[Collection entries]
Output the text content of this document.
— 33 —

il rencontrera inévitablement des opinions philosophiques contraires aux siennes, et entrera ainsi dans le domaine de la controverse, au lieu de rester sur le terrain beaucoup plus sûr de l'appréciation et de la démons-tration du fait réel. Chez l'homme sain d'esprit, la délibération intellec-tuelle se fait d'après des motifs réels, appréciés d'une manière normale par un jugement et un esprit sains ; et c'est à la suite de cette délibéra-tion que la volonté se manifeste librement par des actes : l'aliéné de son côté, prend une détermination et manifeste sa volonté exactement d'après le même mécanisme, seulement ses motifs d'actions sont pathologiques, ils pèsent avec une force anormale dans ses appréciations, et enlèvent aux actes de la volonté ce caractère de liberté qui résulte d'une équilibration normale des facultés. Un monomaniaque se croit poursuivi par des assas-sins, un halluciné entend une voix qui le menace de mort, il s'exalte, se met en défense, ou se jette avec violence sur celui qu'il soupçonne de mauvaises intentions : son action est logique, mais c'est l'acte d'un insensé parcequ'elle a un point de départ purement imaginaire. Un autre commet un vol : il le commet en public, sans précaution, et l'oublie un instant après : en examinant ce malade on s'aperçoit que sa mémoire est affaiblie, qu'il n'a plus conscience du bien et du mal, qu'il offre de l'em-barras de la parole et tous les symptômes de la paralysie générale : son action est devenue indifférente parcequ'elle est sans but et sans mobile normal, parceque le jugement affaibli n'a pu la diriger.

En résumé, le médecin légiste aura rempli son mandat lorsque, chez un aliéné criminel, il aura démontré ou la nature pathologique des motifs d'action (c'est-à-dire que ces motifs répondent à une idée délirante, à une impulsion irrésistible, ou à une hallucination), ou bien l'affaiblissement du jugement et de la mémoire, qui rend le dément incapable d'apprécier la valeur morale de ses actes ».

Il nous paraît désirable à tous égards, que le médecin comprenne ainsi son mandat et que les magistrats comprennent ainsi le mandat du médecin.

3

### YOUR OBJECTIVE
Output every record above exactly as it appears.

### REPLY TO THE TASK
Output the text content of this document.
— 33 —

il rencontrera inévitablement des opinions philosophiques contraires aux siennes, et entrera ainsi dans le domaine de la controverse, au lieu de rester sur le terrain beaucoup plus sûr de l'appréciation et de la démons-tration du fait réel. Chez l'homme sain d'esprit, la délibération intellec-tuelle se fait d'après des motifs réels, appréciés d'une manière normale par un jugement et un esprit sains ; et c'est à la suite de cette délibéra-tion que la volonté se manifeste librement par des actes : l'aliéné de son côté, prend une détermination et manifeste sa volonté exactement d'après le même mécanisme, seulement ses motifs d'actions sont pathologiques, ils pèsent avec une force anormale dans ses appréciations, et enlèvent aux actes de la volonté ce caractère de liberté qui résulte d'une équilibration normale des facultés. Un monomaniaque se croit poursuivi par des assas-sins, un halluciné entend une voix qui le menace de mort, il s'exalte, se met en défense, ou se jette avec violence sur celui qu'il soupçonne de mauvaises intentions : son action est logique, mais c'est l'acte d'un insensé parcequ'elle a un point de départ purement imaginaire. Un autre commet un vol : il le commet en public, sans précaution, et l'oublie un instant après : en examinant ce malade on s'aperçoit que sa mémoire est affaiblie, qu'il n'a plus conscience du bien et du mal, qu'il offre de l'em-barras de la parole et tous les symptômes de la paralysie générale : son action est devenue indifférente parcequ'elle est sans but et sans mobile normal, parceque le jugement affaibli n'a pu la diriger.

En résumé, le médecin légiste aura rempli son mandat lorsque, chez un aliéné criminel, il aura démontré ou la nature pathologique des motifs d'action (c'est-à-dire que ces motifs répondent à une idée délirante, à une impulsion irrésistible, ou à une hallucination), ou bien l'affaiblissement du jugement et de la mémoire, qui rend le dément incapable d'apprécier la valeur morale de ses actes ».

Il nous paraît désirable à tous égards, que le médecin comprenne ainsi son mandat et que les magistrats comprennent ainsi le mandat du médecin.

3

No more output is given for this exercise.